▶ _Data section_:
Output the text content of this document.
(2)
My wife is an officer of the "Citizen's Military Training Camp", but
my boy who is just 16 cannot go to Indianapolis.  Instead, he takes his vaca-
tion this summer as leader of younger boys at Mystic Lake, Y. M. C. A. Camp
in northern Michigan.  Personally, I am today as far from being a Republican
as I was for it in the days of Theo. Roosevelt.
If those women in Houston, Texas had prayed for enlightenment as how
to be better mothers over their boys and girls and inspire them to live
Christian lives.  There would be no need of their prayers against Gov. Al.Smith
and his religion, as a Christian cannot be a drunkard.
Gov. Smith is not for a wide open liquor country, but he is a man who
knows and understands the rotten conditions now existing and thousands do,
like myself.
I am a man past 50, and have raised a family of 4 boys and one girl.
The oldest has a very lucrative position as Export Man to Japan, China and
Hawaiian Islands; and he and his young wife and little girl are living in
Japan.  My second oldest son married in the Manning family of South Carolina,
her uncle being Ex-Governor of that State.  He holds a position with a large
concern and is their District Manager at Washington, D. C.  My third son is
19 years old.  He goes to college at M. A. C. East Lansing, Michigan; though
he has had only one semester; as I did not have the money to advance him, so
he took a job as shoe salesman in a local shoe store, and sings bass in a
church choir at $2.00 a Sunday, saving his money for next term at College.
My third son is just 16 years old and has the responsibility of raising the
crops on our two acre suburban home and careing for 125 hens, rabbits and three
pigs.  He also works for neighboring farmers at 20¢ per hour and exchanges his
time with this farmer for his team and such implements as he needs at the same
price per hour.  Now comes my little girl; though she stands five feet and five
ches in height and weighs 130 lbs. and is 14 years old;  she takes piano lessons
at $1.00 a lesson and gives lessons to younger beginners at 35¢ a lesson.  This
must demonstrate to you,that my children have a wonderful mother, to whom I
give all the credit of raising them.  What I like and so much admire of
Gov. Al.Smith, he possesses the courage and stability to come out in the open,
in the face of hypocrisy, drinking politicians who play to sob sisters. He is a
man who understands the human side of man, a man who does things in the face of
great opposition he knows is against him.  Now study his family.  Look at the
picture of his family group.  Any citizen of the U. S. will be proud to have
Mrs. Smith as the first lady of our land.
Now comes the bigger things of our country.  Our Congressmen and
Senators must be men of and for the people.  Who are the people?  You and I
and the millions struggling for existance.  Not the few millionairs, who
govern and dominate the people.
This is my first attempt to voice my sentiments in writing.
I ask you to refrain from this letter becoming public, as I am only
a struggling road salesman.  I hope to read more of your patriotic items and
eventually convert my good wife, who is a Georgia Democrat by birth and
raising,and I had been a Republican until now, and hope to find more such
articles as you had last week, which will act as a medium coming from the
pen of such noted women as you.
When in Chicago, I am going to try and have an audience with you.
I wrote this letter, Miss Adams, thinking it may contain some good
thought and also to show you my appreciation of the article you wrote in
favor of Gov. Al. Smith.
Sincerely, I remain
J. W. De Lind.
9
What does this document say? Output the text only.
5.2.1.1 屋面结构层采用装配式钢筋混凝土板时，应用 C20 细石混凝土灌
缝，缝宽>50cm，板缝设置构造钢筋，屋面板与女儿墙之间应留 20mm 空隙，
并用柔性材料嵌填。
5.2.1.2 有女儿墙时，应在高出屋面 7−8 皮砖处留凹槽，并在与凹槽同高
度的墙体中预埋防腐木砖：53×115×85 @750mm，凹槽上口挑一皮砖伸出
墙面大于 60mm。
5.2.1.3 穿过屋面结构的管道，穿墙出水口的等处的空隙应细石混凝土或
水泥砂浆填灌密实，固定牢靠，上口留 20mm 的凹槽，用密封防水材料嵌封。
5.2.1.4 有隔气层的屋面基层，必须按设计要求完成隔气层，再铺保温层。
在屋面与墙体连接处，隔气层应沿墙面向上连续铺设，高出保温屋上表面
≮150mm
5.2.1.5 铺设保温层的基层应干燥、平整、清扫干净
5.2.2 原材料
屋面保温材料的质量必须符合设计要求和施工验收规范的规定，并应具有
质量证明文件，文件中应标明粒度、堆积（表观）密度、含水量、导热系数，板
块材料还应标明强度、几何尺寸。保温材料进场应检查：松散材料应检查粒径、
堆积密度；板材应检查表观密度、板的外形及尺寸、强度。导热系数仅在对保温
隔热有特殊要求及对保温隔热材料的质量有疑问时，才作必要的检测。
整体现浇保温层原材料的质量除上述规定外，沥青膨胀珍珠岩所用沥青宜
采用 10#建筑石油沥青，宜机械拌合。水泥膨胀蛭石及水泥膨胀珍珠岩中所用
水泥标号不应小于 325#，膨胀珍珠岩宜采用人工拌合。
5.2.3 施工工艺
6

▶ _Problem to work on_: Copy out all of the records above with nothing altered.

▶ _Solved problem_:
Output the text content of this document.
(2)
My wife is an officer of the "Citizen's Military Training Camp", but
my boy who is just 16 cannot go to Indianapolis.  Instead, he takes his vaca-
tion this summer as leader of younger boys at Mystic Lake, Y. M. C. A. Camp
in northern Michigan.  Personally, I am today as far from being a Republican
as I was for it in the days of Theo. Roosevelt.
If those women in Houston, Texas had prayed for enlightenment as how
to be better mothers over their boys and girls and inspire them to live
Christian lives.  There would be no need of their prayers against Gov. Al.Smith
and his religion, as a Christian cannot be a drunkard.
Gov. Smith is not for a wide open liquor country, but he is a man who
knows and understands the rotten conditions now existing and thousands do,
like myself.
I am a man past 50, and have raised a family of 4 boys and one girl.
The oldest has a very lucrative position as Export Man to Japan, China and
Hawaiian Islands; and he and his young wife and little girl are living in
Japan.  My second oldest son married in the Manning family of South Carolina,
her uncle being Ex-Governor of that State.  He holds a position with a large
concern and is their District Manager at Washington, D. C.  My third son is
19 years old.  He goes to college at M. A. C. East Lansing, Michigan; though
he has had only one semester; as I did not have the money to advance him, so
he took a job as shoe salesman in a local shoe store, and sings bass in a
church choir at $2.00 a Sunday, saving his money for next term at College.
My third son is just 16 years old and has the responsibility of raising the
crops on our two acre suburban home and careing for 125 hens, rabbits and three
pigs.  He also works for neighboring farmers at 20¢ per hour and exchanges his
time with this farmer for his team and such implements as he needs at the same
price per hour.  Now comes my little girl; though she stands five feet and five
ches in height and weighs 130 lbs. and is 14 years old;  she takes piano lessons
at $1.00 a lesson and gives lessons to younger beginners at 35¢ a lesson.  This
must demonstrate to you,that my children have a wonderful mother, to whom I
give all the credit of raising them.  What I like and so much admire of
Gov. Al.Smith, he possesses the courage and stability to come out in the open,
in the face of hypocrisy, drinking politicians who play to sob sisters. He is a
man who understands the human side of man, a man who does things in the face of
great opposition he knows is against him.  Now study his family.  Look at the
picture of his family group.  Any citizen of the U. S. will be proud to have
Mrs. Smith as the first lady of our land.
Now comes the bigger things of our country.  Our Congressmen and
Senators must be men of and for the people.  Who are the people?  You and I
and the millions struggling for existance.  Not the few millionairs, who
govern and dominate the people.
This is my first attempt to voice my sentiments in writing.
I ask you to refrain from this letter becoming public, as I am only
a struggling road salesman.  I hope to read more of your patriotic items and
eventually convert my good wife, who is a Georgia Democrat by birth and
raising,and I had been a Republican until now, and hope to find more such
articles as you had last week, which will act as a medium coming from the
pen of such noted women as you.
When in Chicago, I am going to try and have an audience with you.
I wrote this letter, Miss Adams, thinking it may contain some good
thought and also to show you my appreciation of the article you wrote in
favor of Gov. Al. Smith.
Sincerely, I remain
J. W. De Lind.
9
What does this document say? Output the text only.
5.2.1.1 屋面结构层采用装配式钢筋混凝土板时，应用 C20 细石混凝土灌
缝，缝宽>50cm，板缝设置构造钢筋，屋面板与女儿墙之间应留 20mm 空隙，
并用柔性材料嵌填。
5.2.1.2 有女儿墙时，应在高出屋面 7−8 皮砖处留凹槽，并在与凹槽同高
度的墙体中预埋防腐木砖：53×115×85 @750mm，凹槽上口挑一皮砖伸出
墙面大于 60mm。
5.2.1.3 穿过屋面结构的管道，穿墙出水口的等处的空隙应细石混凝土或
水泥砂浆填灌密实，固定牢靠，上口留 20mm 的凹槽，用密封防水材料嵌封。
5.2.1.4 有隔气层的屋面基层，必须按设计要求完成隔气层，再铺保温层。
在屋面与墙体连接处，隔气层应沿墙面向上连续铺设，高出保温屋上表面
≮150mm
5.2.1.5 铺设保温层的基层应干燥、平整、清扫干净
5.2.2 原材料
屋面保温材料的质量必须符合设计要求和施工验收规范的规定，并应具有
质量证明文件，文件中应标明粒度、堆积（表观）密度、含水量、导热系数，板
块材料还应标明强度、几何尺寸。保温材料进场应检查：松散材料应检查粒径、
堆积密度；板材应检查表观密度、板的外形及尺寸、强度。导热系数仅在对保温
隔热有特殊要求及对保温隔热材料的质量有疑问时，才作必要的检测。
整体现浇保温层原材料的质量除上述规定外，沥青膨胀珍珠岩所用沥青宜
采用 10#建筑石油沥青，宜机械拌合。水泥膨胀蛭石及水泥膨胀珍珠岩中所用
水泥标号不应小于 325#，膨胀珍珠岩宜采用人工拌合。
5.2.3 施工工艺
6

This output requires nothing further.